━━━━━ Records for this task

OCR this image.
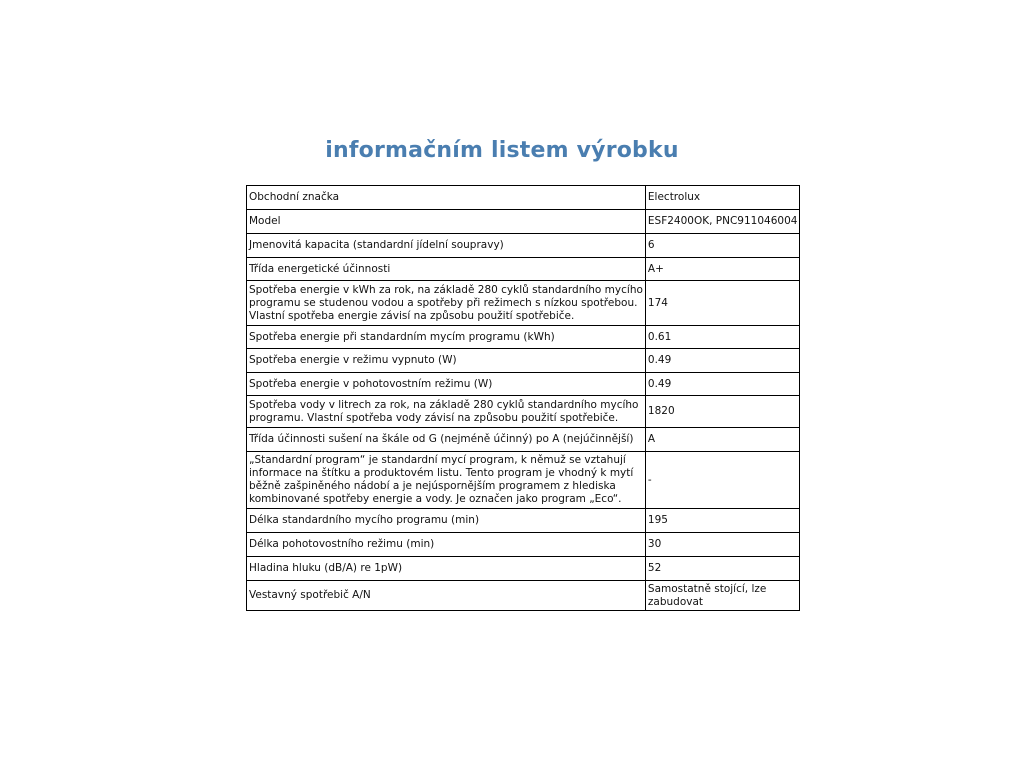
informačním listem výrobku
Obchodní značka	Electrolux

Model	ESF2400OK, PNC911046004

Jmenovitá kapacita (standardní jídelní soupravy)	6

Třída energetické účinnosti	A+

Spotřeba energie v kWh za rok, na základě 280 cyklů standardního mycího
programu se studenou vodou a spotřeby při režimech s nízkou spotřebou.
Vlastní spotřeba energie závisí na způsobu použití spotřebiče.	174

Spotřeba energie při standardním mycím programu (kWh)	0.61

Spotřeba energie v režimu vypnuto (W)	0.49

Spotřeba energie v pohotovostním režimu (W)	0.49

Spotřeba vody v litrech za rok, na základě 280 cyklů standardního mycího
programu. Vlastní spotřeba vody závisí na způsobu použití spotřebiče.	1820

Třída účinnosti sušení na škále od G (nejméně účinný) po A (nejúčinnější)	A

„Standardní program“ je standardní mycí program, k němuž se vztahují
informace na štítku a produktovém listu. Tento program je vhodný k mytí
běžně zašpiněného nádobí a je nejúspornějším programem z hlediska
kombinované spotřeby energie a vody. Je označen jako program „Eco“.	-

Délka standardního mycího programu (min)	195

Délka pohotovostního režimu (min)	30

Hladina hluku (dB/A) re 1pW)	52

Vestavný spotřebič A/N	Samostatně stojící, lze
zabudovat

━━━━━━━━━━

Objective
Copy the material above exactly and drop the pictures.

Output of the task
OCR this image.
informačním listem výrobku
Obchodní značka	Electrolux

Model	ESF2400OK, PNC911046004

Jmenovitá kapacita (standardní jídelní soupravy)	6

Třída energetické účinnosti	A+

Spotřeba energie v kWh za rok, na základě 280 cyklů standardního mycího
programu se studenou vodou a spotřeby při režimech s nízkou spotřebou.
Vlastní spotřeba energie závisí na způsobu použití spotřebiče.	174

Spotřeba energie při standardním mycím programu (kWh)	0.61

Spotřeba energie v režimu vypnuto (W)	0.49

Spotřeba energie v pohotovostním režimu (W)	0.49

Spotřeba vody v litrech za rok, na základě 280 cyklů standardního mycího
programu. Vlastní spotřeba vody závisí na způsobu použití spotřebiče.	1820

Třída účinnosti sušení na škále od G (nejméně účinný) po A (nejúčinnější)	A

„Standardní program“ je standardní mycí program, k němuž se vztahují
informace na štítku a produktovém listu. Tento program je vhodný k mytí
běžně zašpiněného nádobí a je nejúspornějším programem z hlediska
kombinované spotřeby energie a vody. Je označen jako program „Eco“.	-

Délka standardního mycího programu (min)	195

Délka pohotovostního režimu (min)	30

Hladina hluku (dB/A) re 1pW)	52

Vestavný spotřebič A/N	Samostatně stojící, lze
zabudovat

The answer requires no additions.